EXERCISE - Pictures stay out; everything else in the records below is copied exactly.
>>>
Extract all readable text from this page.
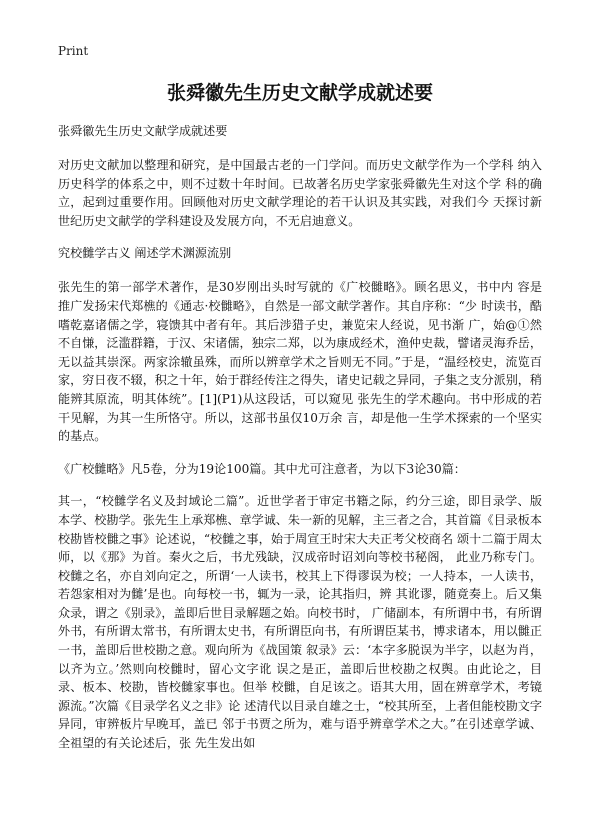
Print
张舜徽先生历史文献学成就述要

张舜徽先生历史文献学成就述要

对历史文献加以整理和研究，是中国最古老的一门学问。而历史文献学作为一个学科 纳入历史科学的体系之中，则不过数十年时间。已故著名历史学家张舜徽先生对这个学 科的确立，起到过重要作用。回顾他对历史文献学理论的若干认识及其实践，对我们今 天探讨新世纪历史文献学的学科建设及发展方向，不无启迪意义。

究校雠学古义 阐述学术渊源流别

张先生的第一部学术著作，是30岁刚出头时写就的《广校雠略》。顾名思义，书中内 容是推广发扬宋代郑樵的《通志·校雠略》，自然是一部文献学著作。其自序称：“少 时读书，酷嗜乾嘉诸儒之学，寝馈其中者有年。其后涉猎子史，兼览宋人经说，见书渐 广，始@①然不自慊，泛滥群籍，于汉、宋诸儒，独宗二郑，以为康成经术，渔仲史裁，譬诸灵海乔岳，无以益其崇深。两家涂辙虽殊，而所以辨章学术之旨则无不同。”于是，“温经校史，流览百家，穷日夜不辍，积之十年，始于群经传注之得失，诸史记载之异同，子集之支分派别，稍能辨其原流，明其体统”。[1](P1)从这段话，可以窥见 张先生的学术趣向。书中形成的若干见解，为其一生所恪守。所以，这部书虽仅10万余 言，却是他一生学术探索的一个坚实的基点。

《广校雠略》凡5卷，分为19论100篇。其中尤可注意者，为以下3论30篇：

其一，“校雠学名义及封域论二篇”。近世学者于审定书籍之际，约分三途，即目录学、版本学、校勘学。张先生上承郑樵、章学诚、朱一新的见解，主三者之合，其首篇《目录板本校勘皆校雠之事》论述说，“校雠之事，始于周宣王时宋大夫正考父校商名 颂十二篇于周太师，以《那》为首。秦火之后，书尤残缺，汉成帝时诏刘向等校书秘阁， 此业乃称专门。校雠之名，亦自刘向定之，所谓‘一人读书，校其上下得谬误为校；一人持本，一人读书，若怨家相对为雠’是也。向每校一书，辄为一录，论其指归，辨 其讹谬，随竟奏上。后又集众录，谓之《别录》，盖即后世目录解题之始。向校书时， 广储副本，有所谓中书，有所谓外书，有所谓太常书，有所谓太史书，有所谓臣向书，有所谓臣某书，博求诸本，用以雠正一书，盖即后世校勘之意。观向所为《战国策 叙录》云：‘本字多脱误为半字，以赵为肖，以齐为立。’然则向校雠时，留心文字讹 误之是正，盖即后世校勘之权舆。由此论之，目录、板本、校勘，皆校雠家事也。但举 校雠，自足该之。语其大用，固在辨章学术，考镜源流。”次篇《目录学名义之非》论 述清代以目录自雄之士，“校其所至，上者但能校勘文字异同，审辨板片早晚耳，盖已 邻于书贾之所为，难与语乎辨章学术之大。”在引述章学诚、全祖望的有关论述后，张 先生发出如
<<<
FINAL RESULT -
Extract all readable text from this page.
Print
张舜徽先生历史文献学成就述要

张舜徽先生历史文献学成就述要

对历史文献加以整理和研究，是中国最古老的一门学问。而历史文献学作为一个学科 纳入历史科学的体系之中，则不过数十年时间。已故著名历史学家张舜徽先生对这个学 科的确立，起到过重要作用。回顾他对历史文献学理论的若干认识及其实践，对我们今 天探讨新世纪历史文献学的学科建设及发展方向，不无启迪意义。

究校雠学古义 阐述学术渊源流别

张先生的第一部学术著作，是30岁刚出头时写就的《广校雠略》。顾名思义，书中内 容是推广发扬宋代郑樵的《通志·校雠略》，自然是一部文献学著作。其自序称：“少 时读书，酷嗜乾嘉诸儒之学，寝馈其中者有年。其后涉猎子史，兼览宋人经说，见书渐 广，始@①然不自慊，泛滥群籍，于汉、宋诸儒，独宗二郑，以为康成经术，渔仲史裁，譬诸灵海乔岳，无以益其崇深。两家涂辙虽殊，而所以辨章学术之旨则无不同。”于是，“温经校史，流览百家，穷日夜不辍，积之十年，始于群经传注之得失，诸史记载之异同，子集之支分派别，稍能辨其原流，明其体统”。[1](P1)从这段话，可以窥见 张先生的学术趣向。书中形成的若干见解，为其一生所恪守。所以，这部书虽仅10万余 言，却是他一生学术探索的一个坚实的基点。

《广校雠略》凡5卷，分为19论100篇。其中尤可注意者，为以下3论30篇：

其一，“校雠学名义及封域论二篇”。近世学者于审定书籍之际，约分三途，即目录学、版本学、校勘学。张先生上承郑樵、章学诚、朱一新的见解，主三者之合，其首篇《目录板本校勘皆校雠之事》论述说，“校雠之事，始于周宣王时宋大夫正考父校商名 颂十二篇于周太师，以《那》为首。秦火之后，书尤残缺，汉成帝时诏刘向等校书秘阁， 此业乃称专门。校雠之名，亦自刘向定之，所谓‘一人读书，校其上下得谬误为校；一人持本，一人读书，若怨家相对为雠’是也。向每校一书，辄为一录，论其指归，辨 其讹谬，随竟奏上。后又集众录，谓之《别录》，盖即后世目录解题之始。向校书时， 广储副本，有所谓中书，有所谓外书，有所谓太常书，有所谓太史书，有所谓臣向书，有所谓臣某书，博求诸本，用以雠正一书，盖即后世校勘之意。观向所为《战国策 叙录》云：‘本字多脱误为半字，以赵为肖，以齐为立。’然则向校雠时，留心文字讹 误之是正，盖即后世校勘之权舆。由此论之，目录、板本、校勘，皆校雠家事也。但举 校雠，自足该之。语其大用，固在辨章学术，考镜源流。”次篇《目录学名义之非》论 述清代以目录自雄之士，“校其所至，上者但能校勘文字异同，审辨板片早晚耳，盖已 邻于书贾之所为，难与语乎辨章学术之大。”在引述章学诚、全祖望的有关论述后，张 先生发出如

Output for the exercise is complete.